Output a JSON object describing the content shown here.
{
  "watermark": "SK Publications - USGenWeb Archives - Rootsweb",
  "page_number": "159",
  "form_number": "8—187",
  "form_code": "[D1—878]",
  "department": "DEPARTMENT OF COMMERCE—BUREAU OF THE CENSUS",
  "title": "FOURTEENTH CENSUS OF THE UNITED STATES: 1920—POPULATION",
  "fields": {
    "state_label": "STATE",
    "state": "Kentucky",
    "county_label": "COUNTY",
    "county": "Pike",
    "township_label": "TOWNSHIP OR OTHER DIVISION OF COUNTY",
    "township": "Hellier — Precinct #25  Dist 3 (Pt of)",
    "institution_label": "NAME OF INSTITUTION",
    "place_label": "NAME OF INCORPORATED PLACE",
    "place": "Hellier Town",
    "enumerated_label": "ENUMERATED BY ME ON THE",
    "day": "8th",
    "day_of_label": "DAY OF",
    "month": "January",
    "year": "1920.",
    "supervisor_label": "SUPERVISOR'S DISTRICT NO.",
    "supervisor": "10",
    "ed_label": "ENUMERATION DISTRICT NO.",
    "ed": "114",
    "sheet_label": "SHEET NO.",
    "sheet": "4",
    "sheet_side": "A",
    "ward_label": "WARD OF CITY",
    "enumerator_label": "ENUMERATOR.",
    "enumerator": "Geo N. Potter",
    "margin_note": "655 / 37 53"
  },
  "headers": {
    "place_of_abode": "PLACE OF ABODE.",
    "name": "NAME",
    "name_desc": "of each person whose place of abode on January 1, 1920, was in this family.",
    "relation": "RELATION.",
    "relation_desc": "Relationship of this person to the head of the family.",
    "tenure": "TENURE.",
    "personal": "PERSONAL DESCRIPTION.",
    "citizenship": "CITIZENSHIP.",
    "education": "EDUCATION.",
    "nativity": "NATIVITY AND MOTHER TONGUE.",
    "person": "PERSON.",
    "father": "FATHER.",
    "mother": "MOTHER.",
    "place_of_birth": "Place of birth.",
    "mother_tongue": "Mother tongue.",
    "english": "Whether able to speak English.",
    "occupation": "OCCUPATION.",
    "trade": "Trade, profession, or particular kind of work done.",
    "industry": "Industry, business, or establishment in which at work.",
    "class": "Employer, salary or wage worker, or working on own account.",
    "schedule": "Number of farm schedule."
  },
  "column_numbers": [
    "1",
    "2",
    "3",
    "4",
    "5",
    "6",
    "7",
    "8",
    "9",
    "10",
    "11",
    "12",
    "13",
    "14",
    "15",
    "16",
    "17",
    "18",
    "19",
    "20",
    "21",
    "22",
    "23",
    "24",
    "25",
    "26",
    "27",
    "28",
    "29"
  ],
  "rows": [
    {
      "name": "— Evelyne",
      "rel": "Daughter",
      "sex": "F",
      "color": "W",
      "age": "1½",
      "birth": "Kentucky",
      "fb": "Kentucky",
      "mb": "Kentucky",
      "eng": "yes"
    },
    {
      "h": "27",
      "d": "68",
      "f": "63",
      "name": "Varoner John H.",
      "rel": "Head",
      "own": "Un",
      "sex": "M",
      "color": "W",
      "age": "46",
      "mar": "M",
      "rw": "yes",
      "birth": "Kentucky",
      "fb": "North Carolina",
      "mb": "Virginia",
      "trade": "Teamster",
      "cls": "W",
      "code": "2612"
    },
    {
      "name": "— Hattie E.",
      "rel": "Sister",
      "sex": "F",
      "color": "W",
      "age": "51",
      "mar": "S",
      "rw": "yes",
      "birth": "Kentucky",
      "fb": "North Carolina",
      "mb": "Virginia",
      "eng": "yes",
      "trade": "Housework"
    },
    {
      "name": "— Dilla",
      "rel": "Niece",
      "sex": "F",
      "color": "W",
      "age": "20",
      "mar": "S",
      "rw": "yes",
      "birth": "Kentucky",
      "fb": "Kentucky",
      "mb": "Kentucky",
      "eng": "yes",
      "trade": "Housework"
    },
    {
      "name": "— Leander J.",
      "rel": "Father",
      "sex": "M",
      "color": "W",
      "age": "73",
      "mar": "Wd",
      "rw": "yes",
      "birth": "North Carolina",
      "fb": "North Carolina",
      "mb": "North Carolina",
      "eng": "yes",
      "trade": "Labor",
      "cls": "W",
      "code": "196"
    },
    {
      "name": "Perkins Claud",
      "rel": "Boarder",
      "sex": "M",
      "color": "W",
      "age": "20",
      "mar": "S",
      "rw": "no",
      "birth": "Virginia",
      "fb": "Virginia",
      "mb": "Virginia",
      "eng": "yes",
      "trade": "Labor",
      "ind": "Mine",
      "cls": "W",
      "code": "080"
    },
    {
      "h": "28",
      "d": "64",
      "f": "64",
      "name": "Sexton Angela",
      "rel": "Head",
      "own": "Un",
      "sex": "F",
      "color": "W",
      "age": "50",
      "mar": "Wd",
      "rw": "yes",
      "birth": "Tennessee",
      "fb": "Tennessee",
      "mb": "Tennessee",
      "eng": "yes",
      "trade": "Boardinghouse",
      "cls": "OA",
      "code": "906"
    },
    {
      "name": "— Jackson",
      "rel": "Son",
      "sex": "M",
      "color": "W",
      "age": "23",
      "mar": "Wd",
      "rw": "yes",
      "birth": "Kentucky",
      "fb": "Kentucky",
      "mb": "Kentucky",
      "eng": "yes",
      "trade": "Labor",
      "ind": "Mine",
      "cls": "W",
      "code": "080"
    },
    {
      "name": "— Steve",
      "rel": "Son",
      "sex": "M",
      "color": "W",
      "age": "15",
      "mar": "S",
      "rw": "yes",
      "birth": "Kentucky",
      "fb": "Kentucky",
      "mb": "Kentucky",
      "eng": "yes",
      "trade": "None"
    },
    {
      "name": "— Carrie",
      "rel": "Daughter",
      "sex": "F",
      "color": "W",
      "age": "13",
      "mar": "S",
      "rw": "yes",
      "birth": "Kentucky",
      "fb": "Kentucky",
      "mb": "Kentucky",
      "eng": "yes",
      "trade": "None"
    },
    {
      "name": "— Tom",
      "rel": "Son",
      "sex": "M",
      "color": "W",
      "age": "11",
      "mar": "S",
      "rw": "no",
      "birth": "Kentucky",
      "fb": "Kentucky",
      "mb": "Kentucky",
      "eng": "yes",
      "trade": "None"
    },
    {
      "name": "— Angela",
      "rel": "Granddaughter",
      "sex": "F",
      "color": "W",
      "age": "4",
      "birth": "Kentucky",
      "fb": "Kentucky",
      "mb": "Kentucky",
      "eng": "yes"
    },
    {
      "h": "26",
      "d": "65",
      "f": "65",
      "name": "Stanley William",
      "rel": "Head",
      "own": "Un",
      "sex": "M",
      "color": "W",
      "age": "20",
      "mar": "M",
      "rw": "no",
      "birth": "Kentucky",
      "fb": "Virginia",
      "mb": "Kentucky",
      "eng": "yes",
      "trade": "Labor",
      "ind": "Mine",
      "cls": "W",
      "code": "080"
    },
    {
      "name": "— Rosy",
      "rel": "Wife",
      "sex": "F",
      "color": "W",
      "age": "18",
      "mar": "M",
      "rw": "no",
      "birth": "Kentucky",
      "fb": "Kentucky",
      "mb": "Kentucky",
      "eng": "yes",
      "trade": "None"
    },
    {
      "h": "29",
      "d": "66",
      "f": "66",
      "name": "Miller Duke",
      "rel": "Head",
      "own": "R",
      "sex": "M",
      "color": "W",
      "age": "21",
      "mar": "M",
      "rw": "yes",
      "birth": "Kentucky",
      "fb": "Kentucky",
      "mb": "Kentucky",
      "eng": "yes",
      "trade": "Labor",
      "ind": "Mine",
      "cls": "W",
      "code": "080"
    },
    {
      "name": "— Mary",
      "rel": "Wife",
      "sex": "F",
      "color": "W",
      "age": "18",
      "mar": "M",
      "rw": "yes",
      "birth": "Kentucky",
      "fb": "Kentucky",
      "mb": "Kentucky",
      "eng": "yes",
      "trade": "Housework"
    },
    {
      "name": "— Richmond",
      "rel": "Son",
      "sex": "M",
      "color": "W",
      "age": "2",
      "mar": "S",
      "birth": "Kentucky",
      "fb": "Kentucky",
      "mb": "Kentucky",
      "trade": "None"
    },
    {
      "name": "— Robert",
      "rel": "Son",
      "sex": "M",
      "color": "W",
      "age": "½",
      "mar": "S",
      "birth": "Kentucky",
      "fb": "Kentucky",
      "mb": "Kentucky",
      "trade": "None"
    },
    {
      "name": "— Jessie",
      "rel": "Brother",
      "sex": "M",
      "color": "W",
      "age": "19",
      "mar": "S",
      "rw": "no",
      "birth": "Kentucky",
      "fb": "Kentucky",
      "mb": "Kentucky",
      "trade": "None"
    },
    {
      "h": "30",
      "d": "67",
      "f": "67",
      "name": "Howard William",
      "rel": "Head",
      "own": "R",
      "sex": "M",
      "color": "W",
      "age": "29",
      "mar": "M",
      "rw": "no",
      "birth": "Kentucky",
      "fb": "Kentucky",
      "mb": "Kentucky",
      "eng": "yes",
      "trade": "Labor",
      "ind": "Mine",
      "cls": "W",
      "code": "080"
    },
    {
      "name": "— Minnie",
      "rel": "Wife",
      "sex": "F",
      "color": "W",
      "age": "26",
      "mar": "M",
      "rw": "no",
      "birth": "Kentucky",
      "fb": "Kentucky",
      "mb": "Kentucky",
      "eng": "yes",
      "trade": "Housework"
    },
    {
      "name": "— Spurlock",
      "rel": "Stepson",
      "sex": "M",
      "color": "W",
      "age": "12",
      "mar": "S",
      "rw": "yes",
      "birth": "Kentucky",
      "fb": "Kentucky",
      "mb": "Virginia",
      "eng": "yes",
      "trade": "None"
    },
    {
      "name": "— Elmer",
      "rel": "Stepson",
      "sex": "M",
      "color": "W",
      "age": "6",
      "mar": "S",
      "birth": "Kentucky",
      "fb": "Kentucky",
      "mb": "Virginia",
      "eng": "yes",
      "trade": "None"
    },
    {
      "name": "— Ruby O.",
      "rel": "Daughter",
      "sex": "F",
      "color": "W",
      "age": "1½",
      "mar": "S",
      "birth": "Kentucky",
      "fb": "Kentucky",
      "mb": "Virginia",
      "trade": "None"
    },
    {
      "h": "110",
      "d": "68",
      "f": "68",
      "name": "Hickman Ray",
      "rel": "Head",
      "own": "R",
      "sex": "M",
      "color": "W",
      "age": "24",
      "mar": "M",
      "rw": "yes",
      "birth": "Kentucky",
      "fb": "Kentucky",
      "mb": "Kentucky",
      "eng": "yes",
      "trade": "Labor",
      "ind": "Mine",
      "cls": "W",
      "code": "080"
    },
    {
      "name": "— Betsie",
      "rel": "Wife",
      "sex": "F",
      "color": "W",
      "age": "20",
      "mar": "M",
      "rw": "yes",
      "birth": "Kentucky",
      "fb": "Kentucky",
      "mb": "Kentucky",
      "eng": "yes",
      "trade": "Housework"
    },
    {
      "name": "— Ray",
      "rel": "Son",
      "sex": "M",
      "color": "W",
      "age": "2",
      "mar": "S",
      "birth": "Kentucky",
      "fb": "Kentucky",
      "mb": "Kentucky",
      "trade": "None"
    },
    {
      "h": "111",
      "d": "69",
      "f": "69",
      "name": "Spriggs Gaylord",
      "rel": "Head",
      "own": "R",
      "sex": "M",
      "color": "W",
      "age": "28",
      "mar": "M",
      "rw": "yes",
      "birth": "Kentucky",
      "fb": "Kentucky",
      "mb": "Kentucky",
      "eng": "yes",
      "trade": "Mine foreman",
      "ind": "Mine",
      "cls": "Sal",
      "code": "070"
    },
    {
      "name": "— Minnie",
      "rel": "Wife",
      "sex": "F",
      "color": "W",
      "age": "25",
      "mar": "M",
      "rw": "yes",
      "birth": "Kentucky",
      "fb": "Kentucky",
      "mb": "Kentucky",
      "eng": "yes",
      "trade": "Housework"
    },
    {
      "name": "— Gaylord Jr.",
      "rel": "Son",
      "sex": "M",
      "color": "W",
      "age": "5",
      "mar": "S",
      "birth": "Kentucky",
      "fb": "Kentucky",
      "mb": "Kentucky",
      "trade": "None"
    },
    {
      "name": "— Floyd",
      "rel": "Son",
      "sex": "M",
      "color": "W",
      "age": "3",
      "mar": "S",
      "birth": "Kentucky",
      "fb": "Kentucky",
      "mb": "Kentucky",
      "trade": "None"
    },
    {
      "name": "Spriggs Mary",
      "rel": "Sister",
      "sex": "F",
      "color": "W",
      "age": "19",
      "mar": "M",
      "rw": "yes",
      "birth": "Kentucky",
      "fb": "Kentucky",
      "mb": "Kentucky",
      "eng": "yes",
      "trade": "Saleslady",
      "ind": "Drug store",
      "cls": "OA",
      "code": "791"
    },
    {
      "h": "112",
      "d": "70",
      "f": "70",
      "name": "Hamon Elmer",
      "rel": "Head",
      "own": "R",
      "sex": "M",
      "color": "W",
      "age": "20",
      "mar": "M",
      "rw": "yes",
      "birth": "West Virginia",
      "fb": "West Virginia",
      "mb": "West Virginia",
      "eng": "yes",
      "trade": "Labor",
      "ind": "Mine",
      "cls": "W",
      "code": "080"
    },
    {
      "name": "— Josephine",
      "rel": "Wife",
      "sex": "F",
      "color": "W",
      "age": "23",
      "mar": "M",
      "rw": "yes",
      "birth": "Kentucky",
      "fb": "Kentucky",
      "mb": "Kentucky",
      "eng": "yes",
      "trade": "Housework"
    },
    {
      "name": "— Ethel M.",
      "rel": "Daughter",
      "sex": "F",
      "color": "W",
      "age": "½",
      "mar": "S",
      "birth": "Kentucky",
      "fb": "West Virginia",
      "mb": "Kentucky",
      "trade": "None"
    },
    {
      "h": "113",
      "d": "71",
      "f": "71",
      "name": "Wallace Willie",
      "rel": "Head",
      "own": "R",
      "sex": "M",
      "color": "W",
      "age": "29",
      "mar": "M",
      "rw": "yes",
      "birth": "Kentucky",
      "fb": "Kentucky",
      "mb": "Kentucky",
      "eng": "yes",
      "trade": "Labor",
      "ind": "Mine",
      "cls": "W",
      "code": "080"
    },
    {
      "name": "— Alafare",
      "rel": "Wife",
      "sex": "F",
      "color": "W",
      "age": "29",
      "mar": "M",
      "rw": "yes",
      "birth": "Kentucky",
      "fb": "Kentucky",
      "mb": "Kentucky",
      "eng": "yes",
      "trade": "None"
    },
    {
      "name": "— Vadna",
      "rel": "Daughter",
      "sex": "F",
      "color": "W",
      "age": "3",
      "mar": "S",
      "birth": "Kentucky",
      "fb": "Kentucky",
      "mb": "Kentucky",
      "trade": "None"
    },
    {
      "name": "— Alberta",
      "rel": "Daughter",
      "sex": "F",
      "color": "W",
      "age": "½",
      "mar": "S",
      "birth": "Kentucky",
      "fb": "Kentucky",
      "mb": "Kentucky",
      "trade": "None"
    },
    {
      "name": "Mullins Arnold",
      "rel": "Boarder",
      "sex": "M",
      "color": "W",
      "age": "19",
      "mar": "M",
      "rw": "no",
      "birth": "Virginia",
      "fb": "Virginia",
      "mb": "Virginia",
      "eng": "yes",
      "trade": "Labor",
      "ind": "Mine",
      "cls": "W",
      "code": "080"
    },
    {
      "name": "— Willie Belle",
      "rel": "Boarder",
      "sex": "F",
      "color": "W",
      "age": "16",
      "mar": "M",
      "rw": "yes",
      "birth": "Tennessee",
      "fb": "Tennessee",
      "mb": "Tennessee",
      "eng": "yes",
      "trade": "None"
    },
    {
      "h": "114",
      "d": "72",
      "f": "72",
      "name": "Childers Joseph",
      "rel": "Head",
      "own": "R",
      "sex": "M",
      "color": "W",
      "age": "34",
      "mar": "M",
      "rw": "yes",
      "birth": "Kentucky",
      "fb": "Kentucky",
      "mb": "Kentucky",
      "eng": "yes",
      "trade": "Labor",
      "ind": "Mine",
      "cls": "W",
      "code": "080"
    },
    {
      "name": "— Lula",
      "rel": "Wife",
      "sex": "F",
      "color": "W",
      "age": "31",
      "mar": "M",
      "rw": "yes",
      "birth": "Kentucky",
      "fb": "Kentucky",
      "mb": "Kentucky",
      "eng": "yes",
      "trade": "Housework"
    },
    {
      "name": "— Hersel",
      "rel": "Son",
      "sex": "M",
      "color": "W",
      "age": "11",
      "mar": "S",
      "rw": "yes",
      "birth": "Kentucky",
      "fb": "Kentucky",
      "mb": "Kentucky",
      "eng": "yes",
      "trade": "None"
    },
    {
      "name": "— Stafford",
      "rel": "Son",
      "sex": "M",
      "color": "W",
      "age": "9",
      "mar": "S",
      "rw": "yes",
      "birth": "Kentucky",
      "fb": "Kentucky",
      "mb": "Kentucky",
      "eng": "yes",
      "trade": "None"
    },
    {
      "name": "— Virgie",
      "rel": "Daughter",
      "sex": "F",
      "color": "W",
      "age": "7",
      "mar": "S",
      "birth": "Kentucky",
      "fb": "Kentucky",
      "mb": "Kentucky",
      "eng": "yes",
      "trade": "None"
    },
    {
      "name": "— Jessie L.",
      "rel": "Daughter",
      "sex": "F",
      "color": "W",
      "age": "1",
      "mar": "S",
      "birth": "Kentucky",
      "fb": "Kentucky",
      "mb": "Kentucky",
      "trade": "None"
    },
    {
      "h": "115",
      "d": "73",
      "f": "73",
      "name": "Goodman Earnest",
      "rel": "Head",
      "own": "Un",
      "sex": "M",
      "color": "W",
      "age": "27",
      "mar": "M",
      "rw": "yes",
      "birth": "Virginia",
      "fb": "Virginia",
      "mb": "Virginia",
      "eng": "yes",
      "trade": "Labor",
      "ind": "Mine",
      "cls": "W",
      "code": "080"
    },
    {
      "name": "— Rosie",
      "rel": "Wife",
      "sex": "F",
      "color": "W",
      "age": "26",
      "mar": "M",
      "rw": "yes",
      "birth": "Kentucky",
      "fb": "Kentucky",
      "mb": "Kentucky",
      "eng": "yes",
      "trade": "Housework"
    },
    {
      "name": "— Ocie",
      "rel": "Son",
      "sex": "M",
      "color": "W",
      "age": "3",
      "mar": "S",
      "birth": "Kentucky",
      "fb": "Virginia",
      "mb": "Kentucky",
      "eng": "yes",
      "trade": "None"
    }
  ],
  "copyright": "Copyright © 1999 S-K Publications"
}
++++
Within the listing above, find every line containing the string "Willie" and return it.

      "name": "Wallace Willie",
      "name": "— Willie Belle",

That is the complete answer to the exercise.